TO BE DONE |
Copy out each line of the data holding "следующей".

DATA PROVIDED |
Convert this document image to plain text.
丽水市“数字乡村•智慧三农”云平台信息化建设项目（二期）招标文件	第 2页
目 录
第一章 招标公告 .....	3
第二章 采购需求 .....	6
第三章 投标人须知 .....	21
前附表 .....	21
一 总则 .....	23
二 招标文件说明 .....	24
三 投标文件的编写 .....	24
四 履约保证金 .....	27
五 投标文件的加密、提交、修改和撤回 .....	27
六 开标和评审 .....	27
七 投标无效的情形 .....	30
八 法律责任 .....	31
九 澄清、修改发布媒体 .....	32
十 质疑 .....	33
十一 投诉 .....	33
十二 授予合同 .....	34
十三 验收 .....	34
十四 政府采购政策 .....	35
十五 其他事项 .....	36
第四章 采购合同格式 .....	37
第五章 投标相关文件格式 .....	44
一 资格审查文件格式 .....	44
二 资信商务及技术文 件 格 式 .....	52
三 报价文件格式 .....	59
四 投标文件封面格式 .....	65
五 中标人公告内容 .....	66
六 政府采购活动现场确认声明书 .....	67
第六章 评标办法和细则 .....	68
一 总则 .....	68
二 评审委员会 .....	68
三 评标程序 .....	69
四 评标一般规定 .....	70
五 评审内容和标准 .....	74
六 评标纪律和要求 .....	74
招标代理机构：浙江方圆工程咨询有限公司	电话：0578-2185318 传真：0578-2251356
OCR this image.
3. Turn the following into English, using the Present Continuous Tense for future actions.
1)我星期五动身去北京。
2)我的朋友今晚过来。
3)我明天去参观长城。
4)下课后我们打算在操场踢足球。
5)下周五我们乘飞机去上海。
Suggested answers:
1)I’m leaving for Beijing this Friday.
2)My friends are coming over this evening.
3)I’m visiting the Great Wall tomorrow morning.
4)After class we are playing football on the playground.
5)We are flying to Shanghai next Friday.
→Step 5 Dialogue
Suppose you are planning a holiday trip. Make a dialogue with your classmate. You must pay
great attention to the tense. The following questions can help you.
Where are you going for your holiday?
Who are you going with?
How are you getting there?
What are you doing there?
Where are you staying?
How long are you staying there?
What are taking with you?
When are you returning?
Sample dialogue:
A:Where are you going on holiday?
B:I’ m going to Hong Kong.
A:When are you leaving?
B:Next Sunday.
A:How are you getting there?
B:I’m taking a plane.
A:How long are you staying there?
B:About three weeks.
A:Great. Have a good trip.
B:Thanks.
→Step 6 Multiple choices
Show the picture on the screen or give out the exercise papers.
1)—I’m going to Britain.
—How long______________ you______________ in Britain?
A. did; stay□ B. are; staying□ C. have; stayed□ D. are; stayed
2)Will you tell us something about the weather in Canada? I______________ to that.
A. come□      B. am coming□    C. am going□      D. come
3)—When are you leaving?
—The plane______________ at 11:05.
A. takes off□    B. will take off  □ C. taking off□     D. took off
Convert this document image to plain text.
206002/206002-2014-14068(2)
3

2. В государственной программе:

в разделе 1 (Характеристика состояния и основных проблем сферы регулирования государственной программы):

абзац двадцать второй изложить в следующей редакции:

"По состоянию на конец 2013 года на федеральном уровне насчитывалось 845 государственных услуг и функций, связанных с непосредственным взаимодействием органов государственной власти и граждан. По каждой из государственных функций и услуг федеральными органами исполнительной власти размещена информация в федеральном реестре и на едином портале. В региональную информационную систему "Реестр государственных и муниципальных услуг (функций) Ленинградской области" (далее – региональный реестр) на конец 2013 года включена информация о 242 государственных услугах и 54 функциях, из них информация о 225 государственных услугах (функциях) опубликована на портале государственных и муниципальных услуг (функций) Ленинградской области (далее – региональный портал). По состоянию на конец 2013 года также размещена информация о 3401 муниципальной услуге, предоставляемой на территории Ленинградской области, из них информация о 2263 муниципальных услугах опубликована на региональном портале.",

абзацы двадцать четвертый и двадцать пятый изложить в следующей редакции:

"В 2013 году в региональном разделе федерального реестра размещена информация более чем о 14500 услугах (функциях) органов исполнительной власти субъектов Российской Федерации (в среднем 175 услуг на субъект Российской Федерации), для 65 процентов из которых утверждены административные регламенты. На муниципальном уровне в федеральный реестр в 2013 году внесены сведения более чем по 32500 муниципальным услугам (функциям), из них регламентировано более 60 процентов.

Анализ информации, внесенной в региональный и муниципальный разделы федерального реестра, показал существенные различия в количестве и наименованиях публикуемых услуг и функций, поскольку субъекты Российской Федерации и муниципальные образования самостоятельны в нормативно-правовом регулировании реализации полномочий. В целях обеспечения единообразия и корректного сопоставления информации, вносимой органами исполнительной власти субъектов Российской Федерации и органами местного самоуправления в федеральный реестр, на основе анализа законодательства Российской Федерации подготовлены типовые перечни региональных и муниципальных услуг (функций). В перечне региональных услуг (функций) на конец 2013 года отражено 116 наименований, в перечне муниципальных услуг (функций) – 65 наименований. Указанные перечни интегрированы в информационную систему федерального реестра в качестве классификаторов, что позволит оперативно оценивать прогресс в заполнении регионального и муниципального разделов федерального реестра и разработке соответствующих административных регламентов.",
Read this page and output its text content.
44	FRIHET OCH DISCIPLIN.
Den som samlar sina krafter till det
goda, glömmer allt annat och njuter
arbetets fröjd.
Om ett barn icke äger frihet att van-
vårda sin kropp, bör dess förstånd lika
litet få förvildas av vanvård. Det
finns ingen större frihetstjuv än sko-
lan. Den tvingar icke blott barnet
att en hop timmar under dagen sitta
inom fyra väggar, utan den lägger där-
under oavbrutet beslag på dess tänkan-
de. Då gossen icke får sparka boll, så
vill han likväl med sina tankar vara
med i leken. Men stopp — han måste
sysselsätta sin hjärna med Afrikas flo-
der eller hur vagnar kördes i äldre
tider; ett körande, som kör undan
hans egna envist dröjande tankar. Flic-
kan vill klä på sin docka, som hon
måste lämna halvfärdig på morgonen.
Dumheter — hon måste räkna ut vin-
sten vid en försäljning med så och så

FINAL ANSWER |
абзац двадцать второй изложить в следующей редакции:
абзацы двадцать четвертый и двадцать пятый изложить в следующей редакции:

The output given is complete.